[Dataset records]
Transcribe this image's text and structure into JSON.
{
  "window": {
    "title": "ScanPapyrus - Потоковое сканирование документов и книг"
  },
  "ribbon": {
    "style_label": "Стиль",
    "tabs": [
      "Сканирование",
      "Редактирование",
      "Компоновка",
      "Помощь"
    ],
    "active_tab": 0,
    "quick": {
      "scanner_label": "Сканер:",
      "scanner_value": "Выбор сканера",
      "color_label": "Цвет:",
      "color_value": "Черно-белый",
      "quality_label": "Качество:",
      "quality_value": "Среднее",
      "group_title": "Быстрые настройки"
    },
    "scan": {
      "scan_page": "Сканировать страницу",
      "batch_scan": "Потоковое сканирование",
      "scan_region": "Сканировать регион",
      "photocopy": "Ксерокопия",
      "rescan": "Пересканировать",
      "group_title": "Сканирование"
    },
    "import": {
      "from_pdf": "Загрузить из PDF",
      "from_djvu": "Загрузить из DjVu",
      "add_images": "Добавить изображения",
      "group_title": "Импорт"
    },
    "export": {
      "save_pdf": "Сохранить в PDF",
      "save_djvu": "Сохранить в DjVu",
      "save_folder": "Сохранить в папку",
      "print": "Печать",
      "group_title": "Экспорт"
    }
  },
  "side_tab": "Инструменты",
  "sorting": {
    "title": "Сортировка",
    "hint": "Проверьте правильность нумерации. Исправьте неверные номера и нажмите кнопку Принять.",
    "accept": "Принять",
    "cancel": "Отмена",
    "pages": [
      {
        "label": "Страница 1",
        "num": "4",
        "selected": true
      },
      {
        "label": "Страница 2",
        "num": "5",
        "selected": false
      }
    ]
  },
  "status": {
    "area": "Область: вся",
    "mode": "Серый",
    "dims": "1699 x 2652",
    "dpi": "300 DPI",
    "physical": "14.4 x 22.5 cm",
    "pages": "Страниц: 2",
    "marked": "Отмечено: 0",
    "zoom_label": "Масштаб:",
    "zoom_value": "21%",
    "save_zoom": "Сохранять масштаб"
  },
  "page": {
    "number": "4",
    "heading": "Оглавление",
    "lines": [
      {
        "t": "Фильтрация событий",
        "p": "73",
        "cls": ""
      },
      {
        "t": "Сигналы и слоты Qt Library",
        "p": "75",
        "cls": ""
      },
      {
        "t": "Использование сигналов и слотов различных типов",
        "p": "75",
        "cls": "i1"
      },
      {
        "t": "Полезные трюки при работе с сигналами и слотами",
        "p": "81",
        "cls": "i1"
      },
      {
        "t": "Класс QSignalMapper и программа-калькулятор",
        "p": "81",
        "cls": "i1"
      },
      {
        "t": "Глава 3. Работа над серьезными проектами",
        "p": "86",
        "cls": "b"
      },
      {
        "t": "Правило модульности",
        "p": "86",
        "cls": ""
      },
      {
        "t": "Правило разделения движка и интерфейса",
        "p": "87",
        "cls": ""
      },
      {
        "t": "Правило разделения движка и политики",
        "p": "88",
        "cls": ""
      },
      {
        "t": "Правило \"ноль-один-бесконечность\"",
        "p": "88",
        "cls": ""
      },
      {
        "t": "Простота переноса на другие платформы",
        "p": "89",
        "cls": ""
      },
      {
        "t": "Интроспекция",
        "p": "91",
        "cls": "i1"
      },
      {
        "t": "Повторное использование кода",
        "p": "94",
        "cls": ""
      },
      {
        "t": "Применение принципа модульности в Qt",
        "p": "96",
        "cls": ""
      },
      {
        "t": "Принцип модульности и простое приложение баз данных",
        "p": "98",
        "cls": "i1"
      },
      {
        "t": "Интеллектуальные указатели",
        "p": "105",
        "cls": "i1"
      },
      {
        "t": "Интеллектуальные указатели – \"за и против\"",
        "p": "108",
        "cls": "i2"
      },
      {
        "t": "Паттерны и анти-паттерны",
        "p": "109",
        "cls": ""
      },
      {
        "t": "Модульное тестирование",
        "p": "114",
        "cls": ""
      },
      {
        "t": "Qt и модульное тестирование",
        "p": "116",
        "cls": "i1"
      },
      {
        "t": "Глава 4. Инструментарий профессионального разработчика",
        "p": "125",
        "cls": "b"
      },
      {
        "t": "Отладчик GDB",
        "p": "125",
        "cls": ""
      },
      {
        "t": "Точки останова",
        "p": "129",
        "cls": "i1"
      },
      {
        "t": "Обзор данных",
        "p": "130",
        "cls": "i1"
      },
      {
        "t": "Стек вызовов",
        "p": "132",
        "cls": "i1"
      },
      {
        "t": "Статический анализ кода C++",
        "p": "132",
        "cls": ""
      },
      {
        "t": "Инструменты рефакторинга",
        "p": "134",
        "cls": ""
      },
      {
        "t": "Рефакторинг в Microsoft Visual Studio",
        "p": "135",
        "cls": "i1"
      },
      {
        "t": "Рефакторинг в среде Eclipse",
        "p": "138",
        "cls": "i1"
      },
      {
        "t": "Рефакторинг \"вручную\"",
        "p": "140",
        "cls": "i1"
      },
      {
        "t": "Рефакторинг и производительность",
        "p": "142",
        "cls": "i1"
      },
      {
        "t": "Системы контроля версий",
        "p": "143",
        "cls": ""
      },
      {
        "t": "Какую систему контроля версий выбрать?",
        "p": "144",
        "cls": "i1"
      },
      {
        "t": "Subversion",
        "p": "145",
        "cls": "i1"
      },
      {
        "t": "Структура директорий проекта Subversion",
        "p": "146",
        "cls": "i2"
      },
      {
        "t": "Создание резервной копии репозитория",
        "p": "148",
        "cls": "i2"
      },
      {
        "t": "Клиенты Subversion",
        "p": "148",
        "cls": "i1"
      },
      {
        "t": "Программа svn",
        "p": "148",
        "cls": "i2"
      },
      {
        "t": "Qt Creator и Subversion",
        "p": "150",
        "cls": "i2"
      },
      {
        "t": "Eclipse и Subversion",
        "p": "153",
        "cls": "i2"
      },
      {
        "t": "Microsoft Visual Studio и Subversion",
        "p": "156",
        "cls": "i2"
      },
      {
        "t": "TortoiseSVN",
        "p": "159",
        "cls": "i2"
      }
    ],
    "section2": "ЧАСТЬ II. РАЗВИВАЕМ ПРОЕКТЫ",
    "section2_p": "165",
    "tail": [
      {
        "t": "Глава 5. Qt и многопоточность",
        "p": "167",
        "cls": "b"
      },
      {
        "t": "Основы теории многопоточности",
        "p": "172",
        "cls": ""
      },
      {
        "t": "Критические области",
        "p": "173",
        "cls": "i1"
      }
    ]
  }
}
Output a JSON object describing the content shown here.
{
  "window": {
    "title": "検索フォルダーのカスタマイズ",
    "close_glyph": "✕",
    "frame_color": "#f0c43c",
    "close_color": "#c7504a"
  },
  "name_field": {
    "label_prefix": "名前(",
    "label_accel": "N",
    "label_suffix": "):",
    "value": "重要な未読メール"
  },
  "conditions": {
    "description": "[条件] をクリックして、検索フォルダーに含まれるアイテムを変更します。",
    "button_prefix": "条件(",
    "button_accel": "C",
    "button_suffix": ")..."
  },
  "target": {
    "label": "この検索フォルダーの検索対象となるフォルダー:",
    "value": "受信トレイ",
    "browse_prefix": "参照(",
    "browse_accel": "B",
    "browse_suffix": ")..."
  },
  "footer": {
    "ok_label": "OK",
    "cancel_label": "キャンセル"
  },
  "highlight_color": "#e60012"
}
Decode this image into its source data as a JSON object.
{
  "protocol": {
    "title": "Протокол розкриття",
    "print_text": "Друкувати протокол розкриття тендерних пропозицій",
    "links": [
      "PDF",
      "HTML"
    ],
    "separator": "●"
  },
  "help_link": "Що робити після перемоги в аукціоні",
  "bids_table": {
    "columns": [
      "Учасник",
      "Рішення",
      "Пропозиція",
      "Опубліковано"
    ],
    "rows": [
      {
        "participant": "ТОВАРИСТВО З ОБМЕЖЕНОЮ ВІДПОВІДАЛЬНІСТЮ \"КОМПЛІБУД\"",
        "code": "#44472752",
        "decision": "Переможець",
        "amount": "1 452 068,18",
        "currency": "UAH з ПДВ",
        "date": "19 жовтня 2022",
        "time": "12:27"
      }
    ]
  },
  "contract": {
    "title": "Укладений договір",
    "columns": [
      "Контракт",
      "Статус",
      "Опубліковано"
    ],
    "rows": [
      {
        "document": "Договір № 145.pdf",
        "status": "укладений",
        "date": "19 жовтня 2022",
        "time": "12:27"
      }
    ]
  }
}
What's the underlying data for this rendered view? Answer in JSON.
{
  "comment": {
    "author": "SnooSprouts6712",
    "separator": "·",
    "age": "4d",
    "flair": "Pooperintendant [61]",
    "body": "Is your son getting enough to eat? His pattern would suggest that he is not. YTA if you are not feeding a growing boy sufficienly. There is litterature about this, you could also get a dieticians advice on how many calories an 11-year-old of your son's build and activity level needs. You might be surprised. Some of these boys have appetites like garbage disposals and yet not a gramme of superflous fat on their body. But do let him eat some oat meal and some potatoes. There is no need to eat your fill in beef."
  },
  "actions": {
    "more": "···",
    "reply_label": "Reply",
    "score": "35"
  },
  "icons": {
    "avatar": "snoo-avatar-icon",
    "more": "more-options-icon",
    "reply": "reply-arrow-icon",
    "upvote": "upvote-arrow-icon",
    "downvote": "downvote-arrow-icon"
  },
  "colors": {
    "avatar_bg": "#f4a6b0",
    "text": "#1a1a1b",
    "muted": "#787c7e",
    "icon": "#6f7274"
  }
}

_Set task_: Repeat, exactly and only, the lines above from the one containing "What's the underlying" through the end of the material.

_Response to this task_:
What's the underlying data for this rendered view? Answer in JSON.
{
  "comment": {
    "author": "SnooSprouts6712",
    "separator": "·",
    "age": "4d",
    "flair": "Pooperintendant [61]",
    "body": "Is your son getting enough to eat? His pattern would suggest that he is not. YTA if you are not feeding a growing boy sufficienly. There is litterature about this, you could also get a dieticians advice on how many calories an 11-year-old of your son's build and activity level needs. You might be surprised. Some of these boys have appetites like garbage disposals and yet not a gramme of superflous fat on their body. But do let him eat some oat meal and some potatoes. There is no need to eat your fill in beef."
  },
  "actions": {
    "more": "···",
    "reply_label": "Reply",
    "score": "35"
  },
  "icons": {
    "avatar": "snoo-avatar-icon",
    "more": "more-options-icon",
    "reply": "reply-arrow-icon",
    "upvote": "upvote-arrow-icon",
    "downvote": "downvote-arrow-icon"
  },
  "colors": {
    "avatar_bg": "#f4a6b0",
    "text": "#1a1a1b",
    "muted": "#787c7e",
    "icon": "#6f7274"
  }
}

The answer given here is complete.